**Written instruction:** Write out every entry word for word.

Begin

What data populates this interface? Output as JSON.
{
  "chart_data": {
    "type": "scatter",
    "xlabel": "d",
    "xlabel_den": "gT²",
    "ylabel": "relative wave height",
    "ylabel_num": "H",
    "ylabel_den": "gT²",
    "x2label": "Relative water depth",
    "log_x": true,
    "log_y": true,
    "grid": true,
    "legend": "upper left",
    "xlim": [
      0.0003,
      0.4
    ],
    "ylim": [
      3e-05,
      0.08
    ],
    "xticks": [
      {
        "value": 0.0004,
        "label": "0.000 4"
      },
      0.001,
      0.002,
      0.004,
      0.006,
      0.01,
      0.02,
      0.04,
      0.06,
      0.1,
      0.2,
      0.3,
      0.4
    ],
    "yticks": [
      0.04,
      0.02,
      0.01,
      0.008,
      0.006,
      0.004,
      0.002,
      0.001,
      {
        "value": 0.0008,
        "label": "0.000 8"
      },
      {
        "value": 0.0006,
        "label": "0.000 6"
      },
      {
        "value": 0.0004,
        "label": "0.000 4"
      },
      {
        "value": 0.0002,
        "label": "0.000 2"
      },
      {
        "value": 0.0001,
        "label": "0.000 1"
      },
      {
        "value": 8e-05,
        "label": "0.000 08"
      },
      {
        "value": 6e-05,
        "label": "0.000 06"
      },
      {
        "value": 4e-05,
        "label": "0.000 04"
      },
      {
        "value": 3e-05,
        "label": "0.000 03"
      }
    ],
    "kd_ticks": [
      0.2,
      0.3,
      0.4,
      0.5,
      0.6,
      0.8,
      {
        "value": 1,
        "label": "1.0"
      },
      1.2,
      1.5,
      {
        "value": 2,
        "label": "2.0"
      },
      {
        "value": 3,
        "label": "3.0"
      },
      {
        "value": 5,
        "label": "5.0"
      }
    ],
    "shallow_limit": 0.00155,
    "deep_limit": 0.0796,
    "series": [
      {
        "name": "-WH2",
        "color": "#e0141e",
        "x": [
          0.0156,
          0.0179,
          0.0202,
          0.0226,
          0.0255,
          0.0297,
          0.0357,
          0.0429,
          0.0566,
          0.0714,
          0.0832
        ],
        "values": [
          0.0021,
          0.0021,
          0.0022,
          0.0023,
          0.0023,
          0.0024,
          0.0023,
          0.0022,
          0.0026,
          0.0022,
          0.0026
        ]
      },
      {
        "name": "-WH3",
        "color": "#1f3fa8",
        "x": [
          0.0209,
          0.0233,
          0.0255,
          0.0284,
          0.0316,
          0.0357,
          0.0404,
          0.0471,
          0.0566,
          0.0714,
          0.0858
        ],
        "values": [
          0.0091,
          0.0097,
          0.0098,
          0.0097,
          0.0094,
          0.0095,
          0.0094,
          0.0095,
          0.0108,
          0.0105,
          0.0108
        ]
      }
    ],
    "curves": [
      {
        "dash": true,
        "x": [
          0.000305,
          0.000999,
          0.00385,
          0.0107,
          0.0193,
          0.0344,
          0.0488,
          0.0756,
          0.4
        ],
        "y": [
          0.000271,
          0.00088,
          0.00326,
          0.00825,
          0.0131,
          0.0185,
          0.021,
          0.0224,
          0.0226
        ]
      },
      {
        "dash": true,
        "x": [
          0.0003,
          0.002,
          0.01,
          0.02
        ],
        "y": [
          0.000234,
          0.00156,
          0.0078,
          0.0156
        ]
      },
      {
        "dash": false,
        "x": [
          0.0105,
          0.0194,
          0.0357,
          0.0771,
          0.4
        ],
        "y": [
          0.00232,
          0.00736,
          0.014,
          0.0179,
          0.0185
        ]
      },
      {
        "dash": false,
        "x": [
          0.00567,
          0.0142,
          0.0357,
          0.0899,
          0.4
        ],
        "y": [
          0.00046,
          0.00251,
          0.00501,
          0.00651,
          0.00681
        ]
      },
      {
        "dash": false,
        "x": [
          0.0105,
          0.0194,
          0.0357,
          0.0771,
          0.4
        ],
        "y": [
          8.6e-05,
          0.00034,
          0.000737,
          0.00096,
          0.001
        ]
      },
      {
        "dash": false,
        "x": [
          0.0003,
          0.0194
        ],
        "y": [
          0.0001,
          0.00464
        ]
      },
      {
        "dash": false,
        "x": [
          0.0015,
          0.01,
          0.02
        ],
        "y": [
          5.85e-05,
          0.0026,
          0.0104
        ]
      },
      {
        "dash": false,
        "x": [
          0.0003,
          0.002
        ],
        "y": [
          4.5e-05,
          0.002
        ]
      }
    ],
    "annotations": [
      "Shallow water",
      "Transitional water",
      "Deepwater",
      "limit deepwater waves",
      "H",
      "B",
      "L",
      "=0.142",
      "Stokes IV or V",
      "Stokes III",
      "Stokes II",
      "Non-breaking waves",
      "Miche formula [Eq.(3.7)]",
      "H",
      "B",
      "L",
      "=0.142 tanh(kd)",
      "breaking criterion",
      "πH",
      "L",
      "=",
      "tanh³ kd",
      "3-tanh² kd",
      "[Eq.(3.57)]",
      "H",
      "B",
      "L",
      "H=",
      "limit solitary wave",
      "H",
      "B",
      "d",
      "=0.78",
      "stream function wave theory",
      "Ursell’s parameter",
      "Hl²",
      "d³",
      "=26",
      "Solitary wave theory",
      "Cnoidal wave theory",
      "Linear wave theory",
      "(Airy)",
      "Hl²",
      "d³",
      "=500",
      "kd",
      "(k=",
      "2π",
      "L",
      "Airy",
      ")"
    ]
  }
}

End

**Answer to the problem:**
What data populates this interface? Output as JSON.
{
  "chart_data": {
    "type": "scatter",
    "xlabel": "d",
    "xlabel_den": "gT²",
    "ylabel": "relative wave height",
    "ylabel_num": "H",
    "ylabel_den": "gT²",
    "x2label": "Relative water depth",
    "log_x": true,
    "log_y": true,
    "grid": true,
    "legend": "upper left",
    "xlim": [
      0.0003,
      0.4
    ],
    "ylim": [
      3e-05,
      0.08
    ],
    "xticks": [
      {
        "value": 0.0004,
        "label": "0.000 4"
      },
      0.001,
      0.002,
      0.004,
      0.006,
      0.01,
      0.02,
      0.04,
      0.06,
      0.1,
      0.2,
      0.3,
      0.4
    ],
    "yticks": [
      0.04,
      0.02,
      0.01,
      0.008,
      0.006,
      0.004,
      0.002,
      0.001,
      {
        "value": 0.0008,
        "label": "0.000 8"
      },
      {
        "value": 0.0006,
        "label": "0.000 6"
      },
      {
        "value": 0.0004,
        "label": "0.000 4"
      },
      {
        "value": 0.0002,
        "label": "0.000 2"
      },
      {
        "value": 0.0001,
        "label": "0.000 1"
      },
      {
        "value": 8e-05,
        "label": "0.000 08"
      },
      {
        "value": 6e-05,
        "label": "0.000 06"
      },
      {
        "value": 4e-05,
        "label": "0.000 04"
      },
      {
        "value": 3e-05,
        "label": "0.000 03"
      }
    ],
    "kd_ticks": [
      0.2,
      0.3,
      0.4,
      0.5,
      0.6,
      0.8,
      {
        "value": 1,
        "label": "1.0"
      },
      1.2,
      1.5,
      {
        "value": 2,
        "label": "2.0"
      },
      {
        "value": 3,
        "label": "3.0"
      },
      {
        "value": 5,
        "label": "5.0"
      }
    ],
    "shallow_limit": 0.00155,
    "deep_limit": 0.0796,
    "series": [
      {
        "name": "-WH2",
        "color": "#e0141e",
        "x": [
          0.0156,
          0.0179,
          0.0202,
          0.0226,
          0.0255,
          0.0297,
          0.0357,
          0.0429,
          0.0566,
          0.0714,
          0.0832
        ],
        "values": [
          0.0021,
          0.0021,
          0.0022,
          0.0023,
          0.0023,
          0.0024,
          0.0023,
          0.0022,
          0.0026,
          0.0022,
          0.0026
        ]
      },
      {
        "name": "-WH3",
        "color": "#1f3fa8",
        "x": [
          0.0209,
          0.0233,
          0.0255,
          0.0284,
          0.0316,
          0.0357,
          0.0404,
          0.0471,
          0.0566,
          0.0714,
          0.0858
        ],
        "values": [
          0.0091,
          0.0097,
          0.0098,
          0.0097,
          0.0094,
          0.0095,
          0.0094,
          0.0095,
          0.0108,
          0.0105,
          0.0108
        ]
      }
    ],
    "curves": [
      {
        "dash": true,
        "x": [
          0.000305,
          0.000999,
          0.00385,
          0.0107,
          0.0193,
          0.0344,
          0.0488,
          0.0756,
          0.4
        ],
        "y": [
          0.000271,
          0.00088,
          0.00326,
          0.00825,
          0.0131,
          0.0185,
          0.021,
          0.0224,
          0.0226
        ]
      },
      {
        "dash": true,
        "x": [
          0.0003,
          0.002,
          0.01,
          0.02
        ],
        "y": [
          0.000234,
          0.00156,
          0.0078,
          0.0156
        ]
      },
      {
        "dash": false,
        "x": [
          0.0105,
          0.0194,
          0.0357,
          0.0771,
          0.4
        ],
        "y": [
          0.00232,
          0.00736,
          0.014,
          0.0179,
          0.0185
        ]
      },
      {
        "dash": false,
        "x": [
          0.00567,
          0.0142,
          0.0357,
          0.0899,
          0.4
        ],
        "y": [
          0.00046,
          0.00251,
          0.00501,
          0.00651,
          0.00681
        ]
      },
      {
        "dash": false,
        "x": [
          0.0105,
          0.0194,
          0.0357,
          0.0771,
          0.4
        ],
        "y": [
          8.6e-05,
          0.00034,
          0.000737,
          0.00096,
          0.001
        ]
      },
      {
        "dash": false,
        "x": [
          0.0003,
          0.0194
        ],
        "y": [
          0.0001,
          0.00464
        ]
      },
      {
        "dash": false,
        "x": [
          0.0015,
          0.01,
          0.02
        ],
        "y": [
          5.85e-05,
          0.0026,
          0.0104
        ]
      },
      {
        "dash": false,
        "x": [
          0.0003,
          0.002
        ],
        "y": [
          4.5e-05,
          0.002
        ]
      }
    ],
    "annotations": [
      "Shallow water",
      "Transitional water",
      "Deepwater",
      "limit deepwater waves",
      "H",
      "B",
      "L",
      "=0.142",
      "Stokes IV or V",
      "Stokes III",
      "Stokes II",
      "Non-breaking waves",
      "Miche formula [Eq.(3.7)]",
      "H",
      "B",
      "L",
      "=0.142 tanh(kd)",
      "breaking criterion",
      "πH",
      "L",
      "=",
      "tanh³ kd",
      "3-tanh² kd",
      "[Eq.(3.57)]",
      "H",
      "B",
      "L",
      "H=",
      "limit solitary wave",
      "H",
      "B",
      "d",
      "=0.78",
      "stream function wave theory",
      "Ursell’s parameter",
      "Hl²",
      "d³",
      "=26",
      "Solitary wave theory",
      "Cnoidal wave theory",
      "Linear wave theory",
      "(Airy)",
      "Hl²",
      "d³",
      "=500",
      "kd",
      "(k=",
      "2π",
      "L",
      "Airy",
      ")"
    ]
  }
}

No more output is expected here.